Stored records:
□ □ □ □ □

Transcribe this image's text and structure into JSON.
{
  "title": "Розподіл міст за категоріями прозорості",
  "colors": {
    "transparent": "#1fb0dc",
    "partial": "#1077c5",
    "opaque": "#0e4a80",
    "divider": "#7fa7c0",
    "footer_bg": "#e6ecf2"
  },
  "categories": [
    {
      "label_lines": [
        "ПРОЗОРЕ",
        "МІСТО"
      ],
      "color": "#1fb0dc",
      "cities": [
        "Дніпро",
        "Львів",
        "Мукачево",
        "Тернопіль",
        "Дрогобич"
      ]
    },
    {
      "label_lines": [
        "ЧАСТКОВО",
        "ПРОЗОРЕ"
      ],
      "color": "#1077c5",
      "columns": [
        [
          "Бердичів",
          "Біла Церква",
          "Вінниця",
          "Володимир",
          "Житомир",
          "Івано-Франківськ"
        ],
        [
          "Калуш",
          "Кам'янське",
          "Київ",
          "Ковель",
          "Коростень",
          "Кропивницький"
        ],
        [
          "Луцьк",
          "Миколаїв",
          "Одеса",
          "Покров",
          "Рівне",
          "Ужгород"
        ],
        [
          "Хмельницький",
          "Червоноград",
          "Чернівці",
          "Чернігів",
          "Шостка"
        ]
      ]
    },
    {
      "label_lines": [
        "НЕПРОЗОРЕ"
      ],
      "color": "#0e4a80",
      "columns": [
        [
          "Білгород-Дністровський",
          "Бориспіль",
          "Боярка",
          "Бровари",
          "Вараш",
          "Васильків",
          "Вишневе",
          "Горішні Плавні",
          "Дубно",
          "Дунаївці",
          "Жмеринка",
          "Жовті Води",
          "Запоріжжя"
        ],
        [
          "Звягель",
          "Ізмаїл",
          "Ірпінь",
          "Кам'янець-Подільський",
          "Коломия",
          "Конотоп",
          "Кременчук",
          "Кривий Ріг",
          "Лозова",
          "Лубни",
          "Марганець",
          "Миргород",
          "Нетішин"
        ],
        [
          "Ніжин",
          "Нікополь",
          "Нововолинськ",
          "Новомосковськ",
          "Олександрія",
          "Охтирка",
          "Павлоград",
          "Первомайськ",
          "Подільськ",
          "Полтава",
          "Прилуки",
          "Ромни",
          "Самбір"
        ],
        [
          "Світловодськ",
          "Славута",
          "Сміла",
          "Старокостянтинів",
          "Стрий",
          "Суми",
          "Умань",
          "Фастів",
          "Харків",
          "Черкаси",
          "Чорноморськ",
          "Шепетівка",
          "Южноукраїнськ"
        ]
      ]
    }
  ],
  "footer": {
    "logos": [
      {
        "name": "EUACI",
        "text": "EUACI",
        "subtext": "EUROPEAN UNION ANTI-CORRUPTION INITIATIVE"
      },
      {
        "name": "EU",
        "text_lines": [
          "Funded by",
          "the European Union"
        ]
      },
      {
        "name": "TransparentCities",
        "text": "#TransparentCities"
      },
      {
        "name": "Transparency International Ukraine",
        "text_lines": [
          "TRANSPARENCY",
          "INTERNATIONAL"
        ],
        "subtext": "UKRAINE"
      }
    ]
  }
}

□ □ □ □ □

--- Required task ---
Write out the records above again, keeping each one identical to the original.

--- Task answer ---
Transcribe this image's text and structure into JSON.
{
  "title": "Розподіл міст за категоріями прозорості",
  "colors": {
    "transparent": "#1fb0dc",
    "partial": "#1077c5",
    "opaque": "#0e4a80",
    "divider": "#7fa7c0",
    "footer_bg": "#e6ecf2"
  },
  "categories": [
    {
      "label_lines": [
        "ПРОЗОРЕ",
        "МІСТО"
      ],
      "color": "#1fb0dc",
      "cities": [
        "Дніпро",
        "Львів",
        "Мукачево",
        "Тернопіль",
        "Дрогобич"
      ]
    },
    {
      "label_lines": [
        "ЧАСТКОВО",
        "ПРОЗОРЕ"
      ],
      "color": "#1077c5",
      "columns": [
        [
          "Бердичів",
          "Біла Церква",
          "Вінниця",
          "Володимир",
          "Житомир",
          "Івано-Франківськ"
        ],
        [
          "Калуш",
          "Кам'янське",
          "Київ",
          "Ковель",
          "Коростень",
          "Кропивницький"
        ],
        [
          "Луцьк",
          "Миколаїв",
          "Одеса",
          "Покров",
          "Рівне",
          "Ужгород"
        ],
        [
          "Хмельницький",
          "Червоноград",
          "Чернівці",
          "Чернігів",
          "Шостка"
        ]
      ]
    },
    {
      "label_lines": [
        "НЕПРОЗОРЕ"
      ],
      "color": "#0e4a80",
      "columns": [
        [
          "Білгород-Дністровський",
          "Бориспіль",
          "Боярка",
          "Бровари",
          "Вараш",
          "Васильків",
          "Вишневе",
          "Горішні Плавні",
          "Дубно",
          "Дунаївці",
          "Жмеринка",
          "Жовті Води",
          "Запоріжжя"
        ],
        [
          "Звягель",
          "Ізмаїл",
          "Ірпінь",
          "Кам'янець-Подільський",
          "Коломия",
          "Конотоп",
          "Кременчук",
          "Кривий Ріг",
          "Лозова",
          "Лубни",
          "Марганець",
          "Миргород",
          "Нетішин"
        ],
        [
          "Ніжин",
          "Нікополь",
          "Нововолинськ",
          "Новомосковськ",
          "Олександрія",
          "Охтирка",
          "Павлоград",
          "Первомайськ",
          "Подільськ",
          "Полтава",
          "Прилуки",
          "Ромни",
          "Самбір"
        ],
        [
          "Світловодськ",
          "Славута",
          "Сміла",
          "Старокостянтинів",
          "Стрий",
          "Суми",
          "Умань",
          "Фастів",
          "Харків",
          "Черкаси",
          "Чорноморськ",
          "Шепетівка",
          "Южноукраїнськ"
        ]
      ]
    }
  ],
  "footer": {
    "logos": [
      {
        "name": "EUACI",
        "text": "EUACI",
        "subtext": "EUROPEAN UNION ANTI-CORRUPTION INITIATIVE"
      },
      {
        "name": "EU",
        "text_lines": [
          "Funded by",
          "the European Union"
        ]
      },
      {
        "name": "TransparentCities",
        "text": "#TransparentCities"
      },
      {
        "name": "Transparency International Ukraine",
        "text_lines": [
          "TRANSPARENCY",
          "INTERNATIONAL"
        ],
        "subtext": "UKRAINE"
      }
    ]
  }
}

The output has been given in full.